SOURCE EXCERPT >>
Brion Vibber <brion@...> writes:
Shinjiman wrote:
The issue has been mentioned at
http://mail.wikipedia.org/pipermail/wikitech-
l/2006-March/034397.html in wikitecl-l, and also in BugZilla:5790 http://bugzilla.wikimedia.org/show_bug.cgi?id=5790.
Hi all,
As I've mention that pages above, some Wiki sites has the incorrect lang
tags
which neither assiciated with ISO-693 nor IANA language tags. So I've
examined
this issue, and have a patch sibmitted to BugZilla. However the patch I've made cannot be accepted as Brian said that this would break up the caching system.
There was not any such patch for this, and it would be totally unnecessary to make one. Just let us know what the incorrect ones are and we'll fix the configuration.
Are you maybe thinking of the patch for something totally different which
tries
to guess the visitor's language variant and change the lang attribute based
on it?
For Example: For Simple English Wikipedia, it's show the lang tag as "simple" which do not exists neither ISO639 nor IANA language tag tag. For 'Simple English', the lang code should be "en" (English).
And for Traditional Chinese readers reads a Traditional Chinese webpage, it's supposed to read a page using the Traditional Chinese font. However this does not apply to Wikipedia (and various wiki site running MediaWiki). As the Chinese Wikipedia (and various Chinese based wiki sites that running MediaWiki) has been introduced the LanguageConverter class. The lang tag is "zh" (Chinese). It's not the problem for the Simplified Chinese readers while the (major) browsers will using the Simplified Chinese fonts. However, it's having a problem for Traditional Chinese readers to reading the Chinese context using a Simplified Chinese font.

DATASET CONTENT >>

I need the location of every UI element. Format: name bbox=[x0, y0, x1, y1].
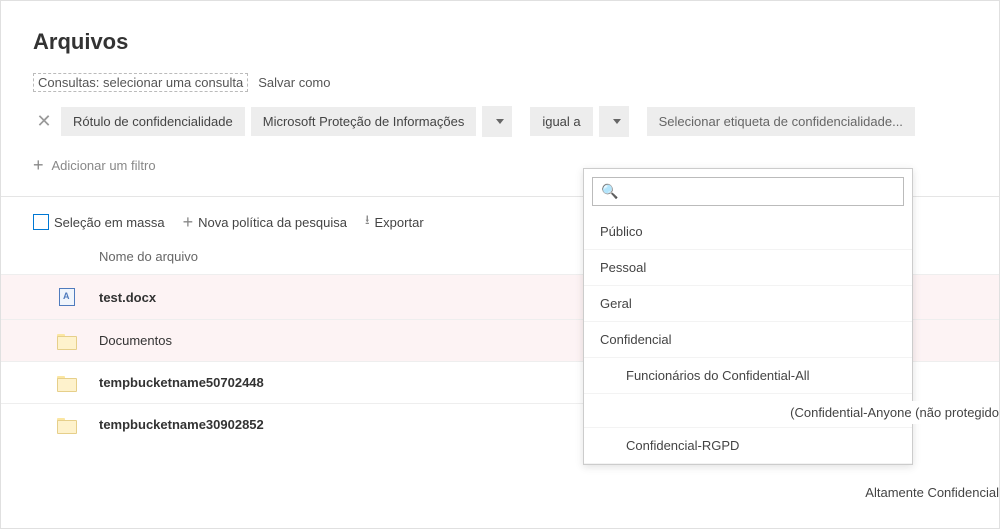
filter-operator[interactable]: igual a bbox=[530, 107, 592, 136]
query-selector[interactable]: Consultas: selecionar uma consulta bbox=[33, 73, 248, 92]
page-title: Arquivos bbox=[33, 29, 967, 55]
chevron-down-icon bbox=[496, 119, 504, 124]
filter-row: ✕ Rótulo de confidencialidade Microsoft … bbox=[1, 106, 999, 149]
dropdown-item[interactable]: Geral bbox=[584, 286, 912, 322]
remove-filter-icon[interactable]: ✕ bbox=[33, 111, 55, 133]
search-icon: 🔍 bbox=[601, 183, 618, 200]
export-button[interactable]: ⭳ Exportar bbox=[365, 211, 424, 233]
filter-operator-caret[interactable] bbox=[599, 106, 629, 137]
filter-provider-caret[interactable] bbox=[482, 106, 512, 137]
plus-icon: + bbox=[33, 155, 44, 176]
filter-field[interactable]: Rótulo de confidencialidade bbox=[61, 107, 245, 136]
new-policy-label: Nova política da pesquisa bbox=[198, 215, 347, 230]
new-policy-button[interactable]: + Nova política da pesquisa bbox=[183, 212, 347, 233]
dropdown-item[interactable]: Funcionários do Confidential-All bbox=[584, 358, 912, 394]
export-label: Exportar bbox=[375, 215, 424, 230]
file-name: tempbucketname50702448 bbox=[99, 375, 264, 390]
dropdown-search-input[interactable] bbox=[624, 184, 895, 199]
download-icon: ⭳ bbox=[365, 211, 370, 233]
page-header: Arquivos bbox=[1, 1, 999, 73]
dropdown-item[interactable]: Confidencial-RGPD bbox=[584, 428, 912, 464]
query-row: Consultas: selecionar uma consulta Salva… bbox=[1, 73, 999, 106]
filter-value-selector[interactable]: Selecionar etiqueta de confidencialidade… bbox=[647, 107, 915, 136]
folder-icon bbox=[57, 334, 75, 347]
dropdown-item[interactable]: Confidencial bbox=[584, 322, 912, 358]
dropdown-item[interactable]: Público bbox=[584, 214, 912, 250]
overflow-text-anyone: (Confidential-Anyone (não protegido bbox=[784, 401, 999, 424]
add-filter-label: Adicionar um filtro bbox=[52, 158, 156, 173]
file-name: tempbucketname30902852 bbox=[99, 417, 264, 432]
dropdown-item[interactable]: Pessoal bbox=[584, 250, 912, 286]
filter-provider[interactable]: Microsoft Proteção de Informações bbox=[251, 107, 477, 136]
bulk-select-label: Seleção em massa bbox=[54, 215, 165, 230]
checkbox-icon[interactable] bbox=[33, 214, 49, 230]
file-name: Documentos bbox=[99, 333, 172, 348]
filter-provider-label: Microsoft Proteção de Informações bbox=[263, 114, 465, 129]
folder-icon bbox=[57, 418, 75, 431]
bulk-select[interactable]: Seleção em massa bbox=[33, 214, 165, 230]
plus-icon: + bbox=[183, 212, 194, 233]
filter-operator-label: igual a bbox=[542, 114, 580, 129]
file-name: test.docx bbox=[99, 290, 156, 305]
folder-icon bbox=[57, 376, 75, 389]
chevron-down-icon bbox=[613, 119, 621, 124]
overflow-text-highly: Altamente Confidencial bbox=[859, 481, 999, 504]
docx-icon bbox=[59, 288, 75, 306]
dropdown-search[interactable]: 🔍 bbox=[592, 177, 904, 206]
save-as-button[interactable]: Salvar como bbox=[258, 75, 330, 90]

WHAT THE TASK ASKS >>
In the thread on Wikipedia language tags, why does the "zh" tag cause a problem for Traditional Chinese readers but not for Simplified Chinese readers?

COMPLETE OUTPUT >>
With the lang tag "zh", the major browsers use Simplified Chinese fonts, which suits Simplified Chinese readers. Traditional Chinese readers, who should see a Traditional Chinese page in a Traditional Chinese font, end up reading the Chinese text in a Simplified Chinese font instead.